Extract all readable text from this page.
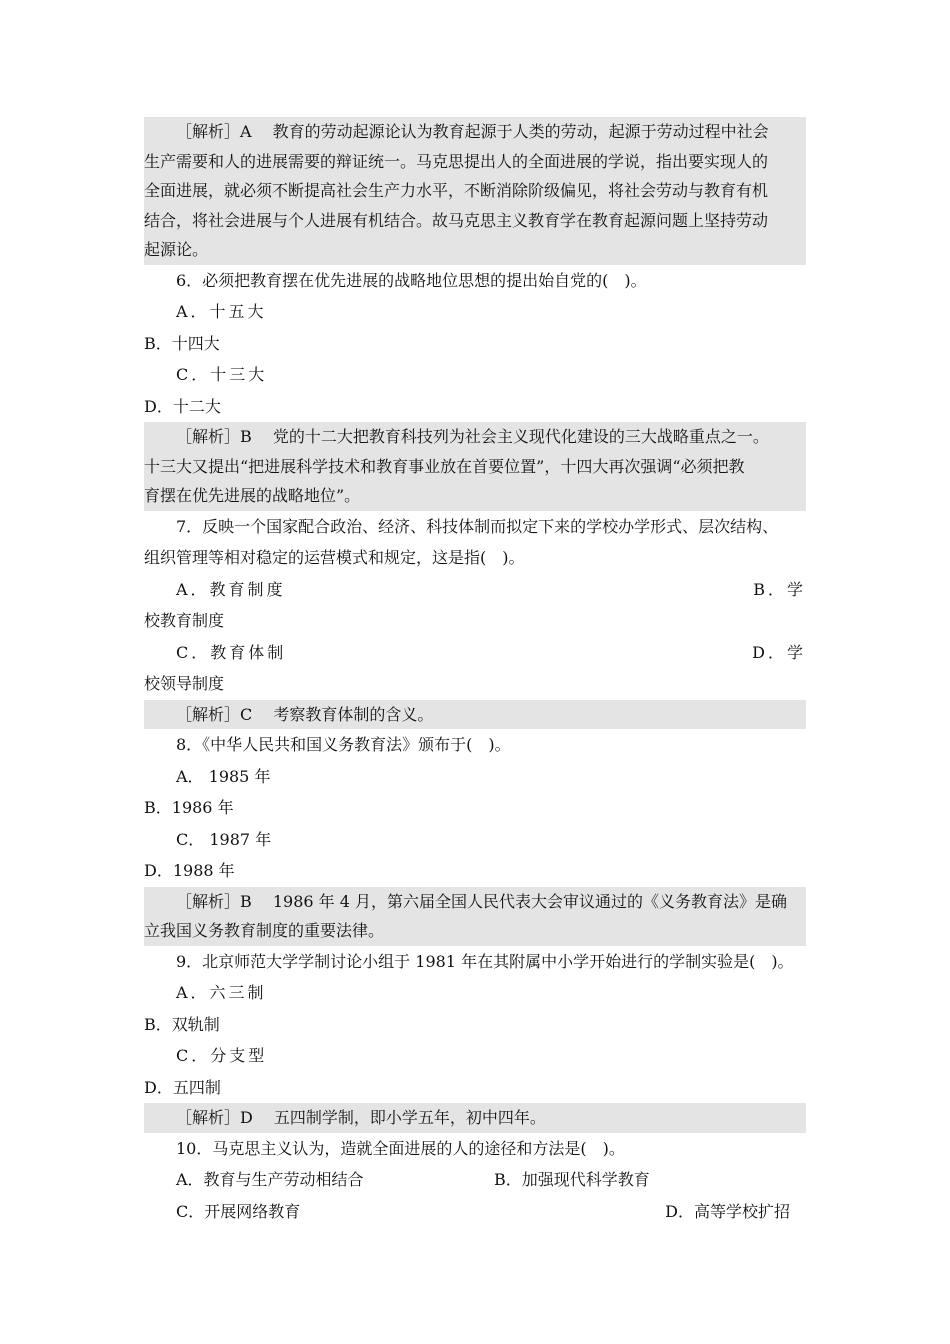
［解析］A　 教育的劳动起源论认为教育起源于人类的劳动，起源于劳动过程中社会
生产需要和人的进展需要的辩证统一。马克思提出人的全面进展的学说，指出要实现人的
全面进展，就必须不断提高社会生产力水平，不断消除阶级偏见，将社会劳动与教育有机
结合，将社会进展与个人进展有机结合。故马克思主义教育学在教育起源问题上坚持劳动
起源论。
6．必须把教育摆在优先进展的战略地位思想的提出始自党的(　)。
A．十五大
B．十四大
C．十三大
D．十二大
［解析］B　 党的十二大把教育科技列为社会主义现代化建设的三大战略重点之一。
十三大又提出“把进展科学技术和教育事业放在首要位置”，十四大再次强调“必须把教
育摆在优先进展的战略地位”。
7．反映一个国家配合政治、经济、科技体制而拟定下来的学校办学形式、层次结构、
组织管理等相对稳定的运营模式和规定，这是指(　)。
A．教育制度	B．学
校教育制度
C．教育体制	D．学
校领导制度
［解析］C　 考察教育体制的含义。
8．《中华人民共和国义务教育法》颁布于(　)。
A． 1985 年
B．1986 年
C． 1987 年
D．1988 年
［解析］B　 1986 年 4 月，第六届全国人民代表大会审议通过的《义务教育法》是确
立我国义务教育制度的重要法律。
9．北京师范大学学制讨论小组于 1981 年在其附属中小学开始进行的学制实验是(　)。
A．六三制
B．双轨制
C．分支型
D．五四制
［解析］D　 五四制学制，即小学五年，初中四年。
10．马克思主义认为，造就全面进展的人的途径和方法是(　)。
A．教育与生产劳动相结合	B．加强现代科学教育
C．开展网络教育	D．高等学校扩招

PROBLEM DETAILS ::
Give back the entries verbatim. Do not include any picture.

SOLUTION BELOW ::
Extract all readable text from this page.
［解析］A　 教育的劳动起源论认为教育起源于人类的劳动，起源于劳动过程中社会
生产需要和人的进展需要的辩证统一。马克思提出人的全面进展的学说，指出要实现人的
全面进展，就必须不断提高社会生产力水平，不断消除阶级偏见，将社会劳动与教育有机
结合，将社会进展与个人进展有机结合。故马克思主义教育学在教育起源问题上坚持劳动
起源论。
6．必须把教育摆在优先进展的战略地位思想的提出始自党的(　)。
A．十五大
B．十四大
C．十三大
D．十二大
［解析］B　 党的十二大把教育科技列为社会主义现代化建设的三大战略重点之一。
十三大又提出“把进展科学技术和教育事业放在首要位置”，十四大再次强调“必须把教
育摆在优先进展的战略地位”。
7．反映一个国家配合政治、经济、科技体制而拟定下来的学校办学形式、层次结构、
组织管理等相对稳定的运营模式和规定，这是指(　)。
A．教育制度	B．学
校教育制度
C．教育体制	D．学
校领导制度
［解析］C　 考察教育体制的含义。
8．《中华人民共和国义务教育法》颁布于(　)。
A． 1985 年
B．1986 年
C． 1987 年
D．1988 年
［解析］B　 1986 年 4 月，第六届全国人民代表大会审议通过的《义务教育法》是确
立我国义务教育制度的重要法律。
9．北京师范大学学制讨论小组于 1981 年在其附属中小学开始进行的学制实验是(　)。
A．六三制
B．双轨制
C．分支型
D．五四制
［解析］D　 五四制学制，即小学五年，初中四年。
10．马克思主义认为，造就全面进展的人的途径和方法是(　)。
A．教育与生产劳动相结合	B．加强现代科学教育
C．开展网络教育	D．高等学校扩招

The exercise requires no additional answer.